Problem details.
Sort through the entries below and pull out lines containing the word "name".

Record set.
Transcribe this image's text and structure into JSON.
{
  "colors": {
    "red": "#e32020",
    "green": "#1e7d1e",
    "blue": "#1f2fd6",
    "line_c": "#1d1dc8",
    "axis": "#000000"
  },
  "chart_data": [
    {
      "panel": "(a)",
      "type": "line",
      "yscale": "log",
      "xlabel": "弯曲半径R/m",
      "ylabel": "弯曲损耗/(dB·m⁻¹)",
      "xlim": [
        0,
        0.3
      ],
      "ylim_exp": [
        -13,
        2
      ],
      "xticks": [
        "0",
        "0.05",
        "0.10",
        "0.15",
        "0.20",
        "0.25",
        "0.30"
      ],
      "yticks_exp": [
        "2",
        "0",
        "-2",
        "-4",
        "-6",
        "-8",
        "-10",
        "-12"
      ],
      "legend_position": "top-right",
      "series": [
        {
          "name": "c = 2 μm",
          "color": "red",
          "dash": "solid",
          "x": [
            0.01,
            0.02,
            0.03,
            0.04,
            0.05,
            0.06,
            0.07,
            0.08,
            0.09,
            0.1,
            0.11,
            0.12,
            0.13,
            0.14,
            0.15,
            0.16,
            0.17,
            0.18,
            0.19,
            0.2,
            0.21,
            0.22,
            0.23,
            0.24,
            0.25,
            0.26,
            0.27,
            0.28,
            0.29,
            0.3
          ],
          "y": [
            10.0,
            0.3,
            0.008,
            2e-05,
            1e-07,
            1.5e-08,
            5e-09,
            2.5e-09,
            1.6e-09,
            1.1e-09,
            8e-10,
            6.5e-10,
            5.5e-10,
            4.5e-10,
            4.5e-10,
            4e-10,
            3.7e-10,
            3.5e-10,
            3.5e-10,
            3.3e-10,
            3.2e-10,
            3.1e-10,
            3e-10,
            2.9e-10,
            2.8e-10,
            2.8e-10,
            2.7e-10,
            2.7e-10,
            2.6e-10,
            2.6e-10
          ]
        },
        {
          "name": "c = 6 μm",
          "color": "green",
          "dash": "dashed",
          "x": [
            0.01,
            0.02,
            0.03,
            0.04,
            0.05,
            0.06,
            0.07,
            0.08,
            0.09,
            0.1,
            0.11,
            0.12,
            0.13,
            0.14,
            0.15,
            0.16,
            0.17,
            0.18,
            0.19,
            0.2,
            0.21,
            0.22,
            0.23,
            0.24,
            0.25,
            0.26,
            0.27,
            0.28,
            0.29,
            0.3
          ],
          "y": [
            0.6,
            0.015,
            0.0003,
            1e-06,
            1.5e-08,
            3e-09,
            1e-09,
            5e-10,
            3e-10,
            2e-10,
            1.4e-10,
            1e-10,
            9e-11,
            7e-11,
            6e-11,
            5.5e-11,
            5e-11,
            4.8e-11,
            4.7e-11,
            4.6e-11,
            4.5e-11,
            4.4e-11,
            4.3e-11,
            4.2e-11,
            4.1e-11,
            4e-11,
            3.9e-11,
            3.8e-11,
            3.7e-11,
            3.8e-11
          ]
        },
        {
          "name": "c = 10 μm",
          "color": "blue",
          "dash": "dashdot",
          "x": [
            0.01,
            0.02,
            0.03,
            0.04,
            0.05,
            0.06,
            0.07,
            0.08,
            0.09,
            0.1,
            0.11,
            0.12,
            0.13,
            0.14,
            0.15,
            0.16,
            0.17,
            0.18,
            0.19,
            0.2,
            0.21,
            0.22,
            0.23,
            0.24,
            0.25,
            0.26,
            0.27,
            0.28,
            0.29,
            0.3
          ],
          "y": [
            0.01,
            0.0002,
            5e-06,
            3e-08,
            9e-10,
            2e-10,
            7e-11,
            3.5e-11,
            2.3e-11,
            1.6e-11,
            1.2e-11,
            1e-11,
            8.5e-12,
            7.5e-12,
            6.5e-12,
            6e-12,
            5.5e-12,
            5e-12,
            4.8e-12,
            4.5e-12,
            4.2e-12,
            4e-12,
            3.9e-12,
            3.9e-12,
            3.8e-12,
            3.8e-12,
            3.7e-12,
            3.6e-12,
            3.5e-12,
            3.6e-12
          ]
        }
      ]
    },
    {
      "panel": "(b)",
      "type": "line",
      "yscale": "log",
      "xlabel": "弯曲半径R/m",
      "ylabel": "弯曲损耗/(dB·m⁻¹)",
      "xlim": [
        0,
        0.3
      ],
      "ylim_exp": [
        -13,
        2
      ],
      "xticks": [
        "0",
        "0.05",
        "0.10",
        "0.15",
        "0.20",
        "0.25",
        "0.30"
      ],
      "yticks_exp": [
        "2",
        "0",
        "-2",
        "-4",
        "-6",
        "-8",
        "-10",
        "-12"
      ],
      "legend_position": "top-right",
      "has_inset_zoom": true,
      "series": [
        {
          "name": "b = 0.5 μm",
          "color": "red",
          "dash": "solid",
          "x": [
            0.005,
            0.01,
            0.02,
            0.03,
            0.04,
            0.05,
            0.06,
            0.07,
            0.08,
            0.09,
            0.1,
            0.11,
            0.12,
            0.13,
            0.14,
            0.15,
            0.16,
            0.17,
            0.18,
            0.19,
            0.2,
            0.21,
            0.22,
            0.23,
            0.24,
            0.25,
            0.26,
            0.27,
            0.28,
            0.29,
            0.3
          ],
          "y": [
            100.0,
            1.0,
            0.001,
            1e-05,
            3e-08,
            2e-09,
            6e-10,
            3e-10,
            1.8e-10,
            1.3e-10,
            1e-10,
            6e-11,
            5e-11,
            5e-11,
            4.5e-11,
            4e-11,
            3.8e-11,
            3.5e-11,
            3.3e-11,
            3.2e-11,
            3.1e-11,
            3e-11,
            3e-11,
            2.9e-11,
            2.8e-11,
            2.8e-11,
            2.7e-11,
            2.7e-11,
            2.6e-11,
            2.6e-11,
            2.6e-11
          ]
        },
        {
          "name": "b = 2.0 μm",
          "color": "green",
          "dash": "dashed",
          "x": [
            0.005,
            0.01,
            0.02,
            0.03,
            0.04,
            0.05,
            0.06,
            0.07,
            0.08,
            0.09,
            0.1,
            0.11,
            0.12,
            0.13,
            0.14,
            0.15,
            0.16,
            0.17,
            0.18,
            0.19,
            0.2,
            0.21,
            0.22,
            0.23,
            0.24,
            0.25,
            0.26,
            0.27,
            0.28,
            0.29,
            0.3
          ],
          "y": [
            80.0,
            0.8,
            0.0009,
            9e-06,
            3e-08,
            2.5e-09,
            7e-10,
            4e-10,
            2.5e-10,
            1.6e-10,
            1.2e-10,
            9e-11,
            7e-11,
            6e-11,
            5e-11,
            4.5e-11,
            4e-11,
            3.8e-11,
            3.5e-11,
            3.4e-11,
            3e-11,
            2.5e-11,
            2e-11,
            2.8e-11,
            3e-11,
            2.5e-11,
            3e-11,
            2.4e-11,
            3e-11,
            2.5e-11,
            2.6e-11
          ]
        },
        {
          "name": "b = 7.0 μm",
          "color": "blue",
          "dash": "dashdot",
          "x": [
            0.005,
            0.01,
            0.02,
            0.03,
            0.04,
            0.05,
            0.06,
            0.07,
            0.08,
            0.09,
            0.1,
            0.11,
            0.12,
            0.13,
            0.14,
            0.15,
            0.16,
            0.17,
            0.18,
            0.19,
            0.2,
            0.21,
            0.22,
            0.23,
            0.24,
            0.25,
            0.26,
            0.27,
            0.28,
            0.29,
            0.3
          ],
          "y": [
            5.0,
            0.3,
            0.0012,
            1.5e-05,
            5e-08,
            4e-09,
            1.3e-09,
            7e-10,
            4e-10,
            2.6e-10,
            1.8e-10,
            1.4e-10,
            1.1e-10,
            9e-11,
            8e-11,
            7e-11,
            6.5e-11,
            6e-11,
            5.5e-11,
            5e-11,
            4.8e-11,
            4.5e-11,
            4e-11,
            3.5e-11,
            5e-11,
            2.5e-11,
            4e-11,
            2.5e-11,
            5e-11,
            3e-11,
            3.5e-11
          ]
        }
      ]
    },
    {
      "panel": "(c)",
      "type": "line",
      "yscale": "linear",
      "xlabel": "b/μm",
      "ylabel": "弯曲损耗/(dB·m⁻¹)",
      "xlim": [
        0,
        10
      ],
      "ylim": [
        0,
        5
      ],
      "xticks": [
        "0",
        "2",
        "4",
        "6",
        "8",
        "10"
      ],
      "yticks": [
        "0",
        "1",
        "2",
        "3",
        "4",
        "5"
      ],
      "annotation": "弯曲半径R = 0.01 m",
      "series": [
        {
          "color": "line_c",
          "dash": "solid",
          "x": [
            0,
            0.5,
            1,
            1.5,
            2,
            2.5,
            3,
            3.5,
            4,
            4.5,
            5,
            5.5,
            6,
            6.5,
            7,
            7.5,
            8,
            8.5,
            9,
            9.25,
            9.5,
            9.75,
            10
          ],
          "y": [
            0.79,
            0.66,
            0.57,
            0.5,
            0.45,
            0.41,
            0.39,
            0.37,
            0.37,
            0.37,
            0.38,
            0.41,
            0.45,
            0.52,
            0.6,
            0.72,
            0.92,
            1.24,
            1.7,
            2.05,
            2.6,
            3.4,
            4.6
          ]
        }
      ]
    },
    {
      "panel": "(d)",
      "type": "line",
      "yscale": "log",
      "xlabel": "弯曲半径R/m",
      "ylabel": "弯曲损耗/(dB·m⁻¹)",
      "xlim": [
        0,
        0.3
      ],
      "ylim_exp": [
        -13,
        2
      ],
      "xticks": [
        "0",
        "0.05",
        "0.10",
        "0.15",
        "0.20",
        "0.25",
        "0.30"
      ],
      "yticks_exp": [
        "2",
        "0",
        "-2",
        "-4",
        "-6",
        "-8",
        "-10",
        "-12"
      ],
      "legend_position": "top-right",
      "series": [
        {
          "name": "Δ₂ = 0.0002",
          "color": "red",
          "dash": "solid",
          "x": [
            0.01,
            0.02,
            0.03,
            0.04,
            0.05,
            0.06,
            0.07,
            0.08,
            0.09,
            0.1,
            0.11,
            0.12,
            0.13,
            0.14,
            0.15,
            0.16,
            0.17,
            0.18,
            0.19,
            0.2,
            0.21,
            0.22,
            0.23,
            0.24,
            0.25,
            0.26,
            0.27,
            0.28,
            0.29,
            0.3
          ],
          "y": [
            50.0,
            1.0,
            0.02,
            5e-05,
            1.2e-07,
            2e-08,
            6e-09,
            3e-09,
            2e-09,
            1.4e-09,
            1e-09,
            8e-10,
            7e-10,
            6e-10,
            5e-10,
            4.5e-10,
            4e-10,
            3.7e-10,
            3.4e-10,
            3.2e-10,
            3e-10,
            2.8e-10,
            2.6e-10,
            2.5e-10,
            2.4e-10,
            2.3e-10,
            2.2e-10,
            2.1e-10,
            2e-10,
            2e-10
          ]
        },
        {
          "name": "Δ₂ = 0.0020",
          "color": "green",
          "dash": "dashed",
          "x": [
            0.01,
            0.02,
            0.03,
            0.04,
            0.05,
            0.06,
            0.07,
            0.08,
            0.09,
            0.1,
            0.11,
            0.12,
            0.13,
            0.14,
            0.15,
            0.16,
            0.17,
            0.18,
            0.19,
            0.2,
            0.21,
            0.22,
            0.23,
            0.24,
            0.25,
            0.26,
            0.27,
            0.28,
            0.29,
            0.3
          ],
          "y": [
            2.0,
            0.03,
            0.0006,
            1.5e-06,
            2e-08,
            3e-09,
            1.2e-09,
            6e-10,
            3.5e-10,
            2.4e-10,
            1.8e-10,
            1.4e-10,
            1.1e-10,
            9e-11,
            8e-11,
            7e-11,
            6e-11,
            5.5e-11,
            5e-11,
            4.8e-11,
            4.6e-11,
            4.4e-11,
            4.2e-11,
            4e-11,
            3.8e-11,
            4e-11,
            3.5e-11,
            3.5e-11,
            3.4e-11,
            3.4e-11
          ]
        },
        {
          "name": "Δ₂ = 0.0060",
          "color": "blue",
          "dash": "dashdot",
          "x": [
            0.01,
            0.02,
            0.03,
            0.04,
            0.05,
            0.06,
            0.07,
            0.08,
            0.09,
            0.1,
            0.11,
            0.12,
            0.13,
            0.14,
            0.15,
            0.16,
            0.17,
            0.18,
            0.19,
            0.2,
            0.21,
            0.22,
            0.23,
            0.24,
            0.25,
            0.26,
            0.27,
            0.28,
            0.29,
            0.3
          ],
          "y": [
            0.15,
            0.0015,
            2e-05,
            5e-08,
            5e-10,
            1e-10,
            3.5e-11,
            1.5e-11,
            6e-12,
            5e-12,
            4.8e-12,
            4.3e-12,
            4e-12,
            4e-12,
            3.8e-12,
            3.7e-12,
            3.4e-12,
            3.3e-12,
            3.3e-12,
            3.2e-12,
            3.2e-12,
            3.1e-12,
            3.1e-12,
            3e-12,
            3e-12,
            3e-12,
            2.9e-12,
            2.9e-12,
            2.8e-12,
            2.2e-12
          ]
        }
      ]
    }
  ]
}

Response to the task.
          "name": "c = 2 μm",
          "name": "c = 6 μm",
          "name": "c = 10 μm",
          "name": "b = 0.5 μm",
          "name": "b = 2.0 μm",
          "name": "b = 7.0 μm",
          "name": "Δ₂ = 0.0002",
          "name": "Δ₂ = 0.0020",
          "name": "Δ₂ = 0.0060",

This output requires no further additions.